Data excerpts:
◆ ◆ ◆ ◆ ◆ ◆ ◆

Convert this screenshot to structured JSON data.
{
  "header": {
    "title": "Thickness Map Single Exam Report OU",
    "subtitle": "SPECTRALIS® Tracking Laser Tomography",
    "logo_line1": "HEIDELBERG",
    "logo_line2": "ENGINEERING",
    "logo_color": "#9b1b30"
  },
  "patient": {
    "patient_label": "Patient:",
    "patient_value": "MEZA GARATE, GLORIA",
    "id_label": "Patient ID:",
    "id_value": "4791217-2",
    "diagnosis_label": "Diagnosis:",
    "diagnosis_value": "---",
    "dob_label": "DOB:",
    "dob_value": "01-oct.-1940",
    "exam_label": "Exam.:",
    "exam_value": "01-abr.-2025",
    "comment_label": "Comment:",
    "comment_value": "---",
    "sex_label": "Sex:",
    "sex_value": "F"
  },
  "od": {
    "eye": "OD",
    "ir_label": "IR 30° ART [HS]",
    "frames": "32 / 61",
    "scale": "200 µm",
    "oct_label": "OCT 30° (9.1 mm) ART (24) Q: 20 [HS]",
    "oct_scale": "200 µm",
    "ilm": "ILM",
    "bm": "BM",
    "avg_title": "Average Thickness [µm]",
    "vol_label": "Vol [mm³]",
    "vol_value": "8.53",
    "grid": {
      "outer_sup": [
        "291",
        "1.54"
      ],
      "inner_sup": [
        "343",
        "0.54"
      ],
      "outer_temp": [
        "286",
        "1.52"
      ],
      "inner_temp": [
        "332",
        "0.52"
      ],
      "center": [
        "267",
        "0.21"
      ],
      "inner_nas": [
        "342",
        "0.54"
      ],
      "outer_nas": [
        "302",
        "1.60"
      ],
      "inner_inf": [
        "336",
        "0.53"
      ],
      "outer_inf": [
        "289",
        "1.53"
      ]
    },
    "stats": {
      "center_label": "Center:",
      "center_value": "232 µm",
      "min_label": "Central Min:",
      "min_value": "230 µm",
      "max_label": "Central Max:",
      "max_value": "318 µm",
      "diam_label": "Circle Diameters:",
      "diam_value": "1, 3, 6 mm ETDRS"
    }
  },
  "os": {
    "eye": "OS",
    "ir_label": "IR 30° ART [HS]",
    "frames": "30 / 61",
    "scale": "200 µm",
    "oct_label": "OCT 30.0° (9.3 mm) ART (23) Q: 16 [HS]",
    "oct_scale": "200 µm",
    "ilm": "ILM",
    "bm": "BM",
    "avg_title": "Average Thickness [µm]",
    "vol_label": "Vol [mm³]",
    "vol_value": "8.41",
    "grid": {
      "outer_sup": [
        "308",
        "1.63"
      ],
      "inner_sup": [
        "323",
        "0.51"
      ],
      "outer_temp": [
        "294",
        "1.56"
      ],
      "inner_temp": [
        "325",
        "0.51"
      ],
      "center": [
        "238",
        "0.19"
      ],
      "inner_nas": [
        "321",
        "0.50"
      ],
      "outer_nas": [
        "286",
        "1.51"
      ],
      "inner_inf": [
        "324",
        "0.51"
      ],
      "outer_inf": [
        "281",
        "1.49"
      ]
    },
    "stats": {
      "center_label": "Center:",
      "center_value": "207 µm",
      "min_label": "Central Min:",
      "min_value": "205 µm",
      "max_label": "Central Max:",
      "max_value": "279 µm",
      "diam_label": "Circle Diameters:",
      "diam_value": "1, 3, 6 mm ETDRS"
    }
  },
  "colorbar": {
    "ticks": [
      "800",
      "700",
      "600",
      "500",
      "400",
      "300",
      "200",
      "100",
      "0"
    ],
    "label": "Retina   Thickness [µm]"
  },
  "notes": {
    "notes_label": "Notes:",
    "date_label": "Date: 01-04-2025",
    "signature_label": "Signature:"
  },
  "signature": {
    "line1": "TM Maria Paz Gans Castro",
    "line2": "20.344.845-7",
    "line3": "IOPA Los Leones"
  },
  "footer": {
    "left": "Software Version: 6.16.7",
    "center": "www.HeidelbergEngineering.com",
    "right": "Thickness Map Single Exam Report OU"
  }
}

◆ ◆ ◆ ◆ ◆ ◆ ◆

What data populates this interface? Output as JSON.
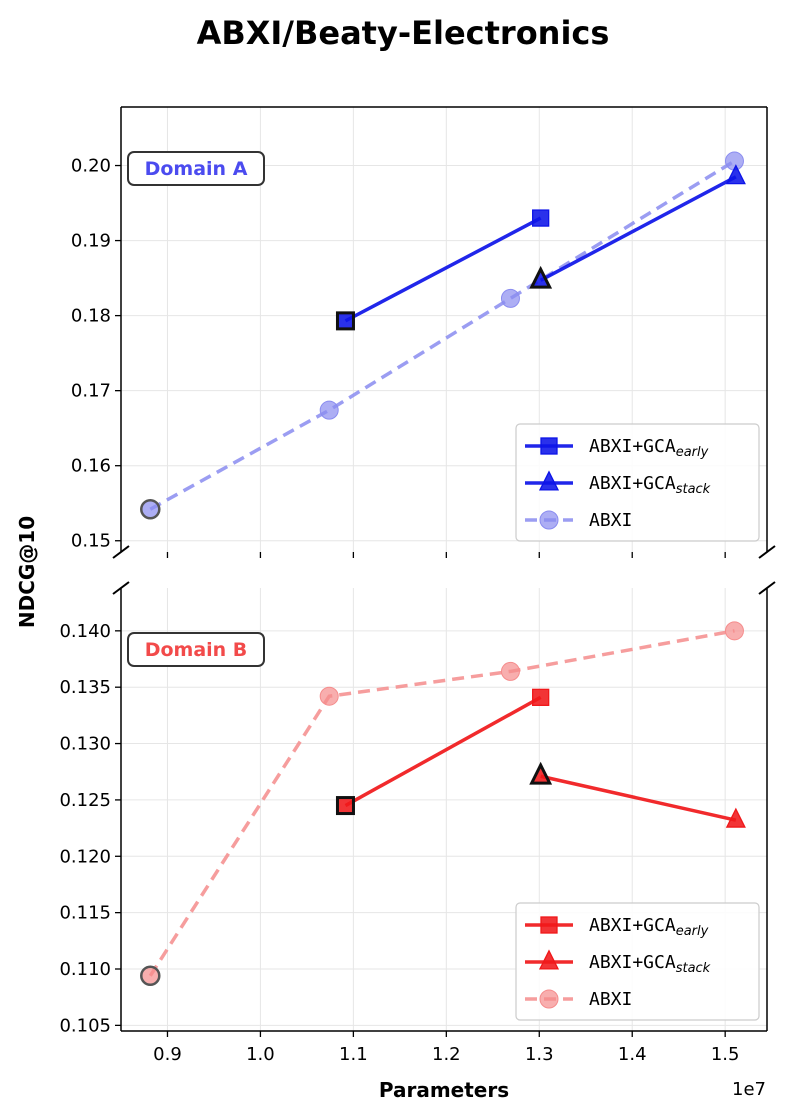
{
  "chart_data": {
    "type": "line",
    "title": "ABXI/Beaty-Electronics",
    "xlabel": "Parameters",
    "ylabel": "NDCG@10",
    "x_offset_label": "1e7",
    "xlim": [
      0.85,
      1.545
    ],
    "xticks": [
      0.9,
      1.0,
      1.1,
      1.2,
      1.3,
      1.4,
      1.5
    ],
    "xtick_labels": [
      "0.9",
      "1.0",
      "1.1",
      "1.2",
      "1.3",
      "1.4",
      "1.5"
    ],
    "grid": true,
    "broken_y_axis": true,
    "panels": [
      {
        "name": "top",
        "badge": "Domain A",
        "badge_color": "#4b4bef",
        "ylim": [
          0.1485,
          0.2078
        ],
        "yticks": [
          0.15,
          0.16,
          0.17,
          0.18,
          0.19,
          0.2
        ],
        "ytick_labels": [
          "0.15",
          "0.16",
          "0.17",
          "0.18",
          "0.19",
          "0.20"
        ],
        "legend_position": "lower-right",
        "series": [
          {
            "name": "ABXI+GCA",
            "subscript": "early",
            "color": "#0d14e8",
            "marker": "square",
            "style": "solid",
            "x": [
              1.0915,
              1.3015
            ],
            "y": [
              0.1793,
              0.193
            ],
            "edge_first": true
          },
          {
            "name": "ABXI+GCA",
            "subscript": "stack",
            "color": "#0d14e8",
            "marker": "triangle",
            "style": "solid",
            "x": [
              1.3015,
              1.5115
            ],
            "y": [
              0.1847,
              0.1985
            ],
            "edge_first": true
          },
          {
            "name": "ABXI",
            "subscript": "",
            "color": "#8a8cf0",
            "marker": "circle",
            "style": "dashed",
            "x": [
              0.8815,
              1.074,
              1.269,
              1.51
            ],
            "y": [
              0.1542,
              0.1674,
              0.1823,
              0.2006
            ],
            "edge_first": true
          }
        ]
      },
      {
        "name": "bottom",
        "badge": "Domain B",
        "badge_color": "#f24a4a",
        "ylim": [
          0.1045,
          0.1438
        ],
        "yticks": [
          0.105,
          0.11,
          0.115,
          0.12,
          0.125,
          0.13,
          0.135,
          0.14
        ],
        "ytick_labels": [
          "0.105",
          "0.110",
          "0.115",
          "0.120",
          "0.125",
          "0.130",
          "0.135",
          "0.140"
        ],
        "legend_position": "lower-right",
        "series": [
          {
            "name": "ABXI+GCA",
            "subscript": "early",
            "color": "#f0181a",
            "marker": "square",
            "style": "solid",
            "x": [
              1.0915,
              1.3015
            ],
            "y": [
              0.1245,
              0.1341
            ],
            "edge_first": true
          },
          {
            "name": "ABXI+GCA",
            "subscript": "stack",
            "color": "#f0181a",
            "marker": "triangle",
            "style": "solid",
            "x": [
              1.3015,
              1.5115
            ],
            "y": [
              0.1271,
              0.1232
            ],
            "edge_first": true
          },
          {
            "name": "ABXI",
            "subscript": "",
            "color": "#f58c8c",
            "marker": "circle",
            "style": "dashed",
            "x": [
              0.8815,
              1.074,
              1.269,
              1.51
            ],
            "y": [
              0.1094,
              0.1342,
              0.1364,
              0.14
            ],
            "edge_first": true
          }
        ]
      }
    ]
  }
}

◆ ◆ ◆ ◆ ◆ ◆ ◆

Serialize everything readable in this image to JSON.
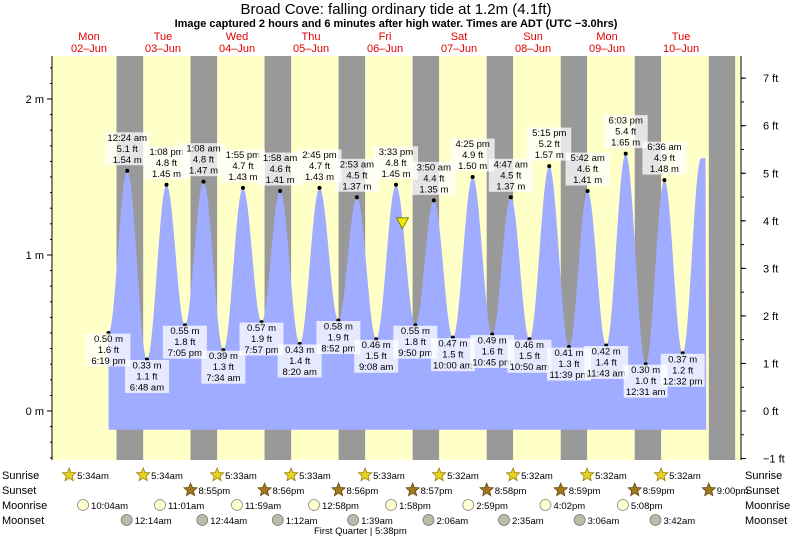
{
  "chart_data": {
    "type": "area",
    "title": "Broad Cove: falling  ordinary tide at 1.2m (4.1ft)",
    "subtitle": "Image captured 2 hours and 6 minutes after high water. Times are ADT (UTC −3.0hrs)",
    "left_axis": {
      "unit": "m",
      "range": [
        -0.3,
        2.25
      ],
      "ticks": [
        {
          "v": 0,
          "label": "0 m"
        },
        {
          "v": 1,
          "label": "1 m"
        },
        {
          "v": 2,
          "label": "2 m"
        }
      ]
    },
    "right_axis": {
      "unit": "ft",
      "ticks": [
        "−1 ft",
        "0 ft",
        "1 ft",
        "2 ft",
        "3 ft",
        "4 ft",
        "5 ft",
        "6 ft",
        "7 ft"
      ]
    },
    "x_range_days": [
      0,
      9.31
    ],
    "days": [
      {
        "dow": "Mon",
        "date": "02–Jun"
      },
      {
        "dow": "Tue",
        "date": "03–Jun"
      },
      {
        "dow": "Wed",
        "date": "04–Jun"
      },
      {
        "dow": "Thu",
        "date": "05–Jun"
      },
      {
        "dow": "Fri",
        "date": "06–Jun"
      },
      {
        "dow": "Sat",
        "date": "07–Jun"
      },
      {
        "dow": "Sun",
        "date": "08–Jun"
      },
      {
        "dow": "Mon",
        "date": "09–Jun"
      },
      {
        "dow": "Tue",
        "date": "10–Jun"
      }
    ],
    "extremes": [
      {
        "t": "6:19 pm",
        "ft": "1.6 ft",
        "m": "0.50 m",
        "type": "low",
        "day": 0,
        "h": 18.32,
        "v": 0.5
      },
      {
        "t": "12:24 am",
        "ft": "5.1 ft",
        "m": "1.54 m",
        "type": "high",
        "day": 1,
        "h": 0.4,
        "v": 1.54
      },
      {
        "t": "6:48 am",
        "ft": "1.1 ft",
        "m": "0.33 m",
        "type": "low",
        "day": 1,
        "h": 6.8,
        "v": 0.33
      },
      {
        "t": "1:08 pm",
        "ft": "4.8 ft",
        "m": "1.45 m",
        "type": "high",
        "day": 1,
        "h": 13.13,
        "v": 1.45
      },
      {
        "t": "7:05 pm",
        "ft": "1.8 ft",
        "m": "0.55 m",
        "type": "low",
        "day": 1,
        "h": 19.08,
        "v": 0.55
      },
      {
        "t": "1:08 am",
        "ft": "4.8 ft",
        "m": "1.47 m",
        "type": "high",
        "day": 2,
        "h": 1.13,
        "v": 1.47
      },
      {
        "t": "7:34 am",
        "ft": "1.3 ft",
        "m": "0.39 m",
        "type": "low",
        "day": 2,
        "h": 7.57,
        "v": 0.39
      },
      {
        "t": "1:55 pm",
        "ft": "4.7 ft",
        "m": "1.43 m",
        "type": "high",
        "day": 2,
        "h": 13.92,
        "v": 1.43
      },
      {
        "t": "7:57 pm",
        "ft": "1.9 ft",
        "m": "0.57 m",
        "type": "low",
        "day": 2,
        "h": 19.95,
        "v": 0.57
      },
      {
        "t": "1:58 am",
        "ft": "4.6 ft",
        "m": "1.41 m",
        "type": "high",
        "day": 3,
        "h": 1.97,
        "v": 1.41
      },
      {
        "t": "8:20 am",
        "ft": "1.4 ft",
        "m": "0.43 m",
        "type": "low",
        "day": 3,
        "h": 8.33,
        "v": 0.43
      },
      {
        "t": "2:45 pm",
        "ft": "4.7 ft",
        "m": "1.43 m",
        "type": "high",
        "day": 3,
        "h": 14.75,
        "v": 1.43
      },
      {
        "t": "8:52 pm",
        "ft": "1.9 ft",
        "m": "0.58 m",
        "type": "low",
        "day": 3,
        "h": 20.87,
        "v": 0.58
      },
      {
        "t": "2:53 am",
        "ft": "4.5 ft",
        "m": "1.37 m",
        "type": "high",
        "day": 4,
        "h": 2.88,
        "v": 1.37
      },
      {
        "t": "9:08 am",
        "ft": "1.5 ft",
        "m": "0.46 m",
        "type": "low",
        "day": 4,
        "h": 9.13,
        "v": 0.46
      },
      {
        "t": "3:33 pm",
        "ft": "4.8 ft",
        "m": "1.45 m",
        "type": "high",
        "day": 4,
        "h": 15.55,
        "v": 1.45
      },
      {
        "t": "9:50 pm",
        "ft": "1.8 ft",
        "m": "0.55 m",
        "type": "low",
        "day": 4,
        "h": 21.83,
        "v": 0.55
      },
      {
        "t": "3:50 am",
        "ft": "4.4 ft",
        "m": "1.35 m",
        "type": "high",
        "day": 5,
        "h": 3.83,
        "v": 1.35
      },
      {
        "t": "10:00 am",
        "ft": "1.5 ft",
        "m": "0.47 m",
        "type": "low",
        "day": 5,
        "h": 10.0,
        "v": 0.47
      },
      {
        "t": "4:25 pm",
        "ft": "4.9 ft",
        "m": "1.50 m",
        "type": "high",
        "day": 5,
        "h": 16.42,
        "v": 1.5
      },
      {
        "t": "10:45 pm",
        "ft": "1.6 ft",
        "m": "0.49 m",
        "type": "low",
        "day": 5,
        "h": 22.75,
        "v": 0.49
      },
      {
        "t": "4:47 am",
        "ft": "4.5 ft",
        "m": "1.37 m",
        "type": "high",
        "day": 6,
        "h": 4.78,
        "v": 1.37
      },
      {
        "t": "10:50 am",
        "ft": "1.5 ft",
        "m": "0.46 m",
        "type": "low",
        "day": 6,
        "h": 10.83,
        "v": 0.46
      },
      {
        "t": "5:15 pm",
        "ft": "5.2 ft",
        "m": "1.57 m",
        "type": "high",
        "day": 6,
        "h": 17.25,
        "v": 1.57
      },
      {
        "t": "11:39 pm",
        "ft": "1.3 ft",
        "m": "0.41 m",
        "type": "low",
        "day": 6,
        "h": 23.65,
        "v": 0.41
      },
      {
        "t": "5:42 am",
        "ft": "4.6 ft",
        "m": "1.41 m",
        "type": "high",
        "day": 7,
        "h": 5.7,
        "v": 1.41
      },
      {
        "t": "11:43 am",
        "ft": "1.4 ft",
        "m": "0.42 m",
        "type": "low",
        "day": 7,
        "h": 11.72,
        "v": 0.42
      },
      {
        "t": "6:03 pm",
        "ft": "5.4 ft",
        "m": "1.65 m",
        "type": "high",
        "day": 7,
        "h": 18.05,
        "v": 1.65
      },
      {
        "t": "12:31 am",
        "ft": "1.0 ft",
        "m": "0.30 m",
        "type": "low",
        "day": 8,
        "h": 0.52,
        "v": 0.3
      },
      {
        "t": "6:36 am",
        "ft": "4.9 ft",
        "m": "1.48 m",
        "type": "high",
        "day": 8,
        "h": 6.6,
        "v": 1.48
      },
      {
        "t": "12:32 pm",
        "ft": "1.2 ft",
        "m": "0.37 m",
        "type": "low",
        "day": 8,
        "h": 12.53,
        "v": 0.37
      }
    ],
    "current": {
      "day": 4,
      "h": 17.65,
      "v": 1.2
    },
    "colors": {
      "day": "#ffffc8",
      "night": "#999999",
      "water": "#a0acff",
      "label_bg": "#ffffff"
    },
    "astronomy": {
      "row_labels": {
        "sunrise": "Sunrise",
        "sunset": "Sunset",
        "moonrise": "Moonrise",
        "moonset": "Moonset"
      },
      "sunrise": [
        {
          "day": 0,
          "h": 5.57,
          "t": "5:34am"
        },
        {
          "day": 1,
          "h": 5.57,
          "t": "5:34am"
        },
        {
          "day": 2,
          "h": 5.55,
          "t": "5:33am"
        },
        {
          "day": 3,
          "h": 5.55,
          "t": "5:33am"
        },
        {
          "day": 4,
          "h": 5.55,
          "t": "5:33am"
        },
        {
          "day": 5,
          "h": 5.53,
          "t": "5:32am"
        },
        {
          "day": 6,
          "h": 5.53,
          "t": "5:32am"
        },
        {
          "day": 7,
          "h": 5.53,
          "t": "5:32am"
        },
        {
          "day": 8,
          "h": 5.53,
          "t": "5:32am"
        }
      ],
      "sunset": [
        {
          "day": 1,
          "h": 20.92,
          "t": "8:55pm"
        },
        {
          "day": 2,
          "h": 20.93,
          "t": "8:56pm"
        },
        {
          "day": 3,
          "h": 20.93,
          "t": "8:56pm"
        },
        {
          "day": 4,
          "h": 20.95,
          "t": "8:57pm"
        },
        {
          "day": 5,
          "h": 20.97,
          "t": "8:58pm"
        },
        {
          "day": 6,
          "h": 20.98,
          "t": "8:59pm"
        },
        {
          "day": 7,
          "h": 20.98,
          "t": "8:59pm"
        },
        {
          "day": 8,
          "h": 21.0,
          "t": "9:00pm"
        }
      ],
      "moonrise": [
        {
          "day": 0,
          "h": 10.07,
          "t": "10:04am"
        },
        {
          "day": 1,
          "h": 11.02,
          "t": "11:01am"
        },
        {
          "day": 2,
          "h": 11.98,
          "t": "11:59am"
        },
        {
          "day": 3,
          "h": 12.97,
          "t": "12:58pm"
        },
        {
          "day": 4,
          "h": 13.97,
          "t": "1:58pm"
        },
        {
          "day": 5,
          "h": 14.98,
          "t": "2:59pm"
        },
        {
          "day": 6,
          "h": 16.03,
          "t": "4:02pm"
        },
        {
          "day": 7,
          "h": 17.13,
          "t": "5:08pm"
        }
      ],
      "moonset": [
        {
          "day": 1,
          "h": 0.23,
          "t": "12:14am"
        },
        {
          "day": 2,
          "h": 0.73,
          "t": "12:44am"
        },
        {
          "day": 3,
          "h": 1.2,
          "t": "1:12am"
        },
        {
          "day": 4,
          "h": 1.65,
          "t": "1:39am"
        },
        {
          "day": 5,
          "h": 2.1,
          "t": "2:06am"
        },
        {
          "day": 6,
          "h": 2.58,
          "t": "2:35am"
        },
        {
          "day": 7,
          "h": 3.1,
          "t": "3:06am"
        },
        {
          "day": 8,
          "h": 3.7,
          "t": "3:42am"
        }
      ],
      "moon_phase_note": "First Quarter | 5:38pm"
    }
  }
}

◆ ◆ ◆ ◆ ◆ ◆ ◆

Task instructions: Gather every line from the entries above where the word "JSON" appears, and copy them.

Answer:
Convert this screenshot to structured JSON data.
What data populates this interface? Output as JSON.
Serialize everything readable in this image to JSON.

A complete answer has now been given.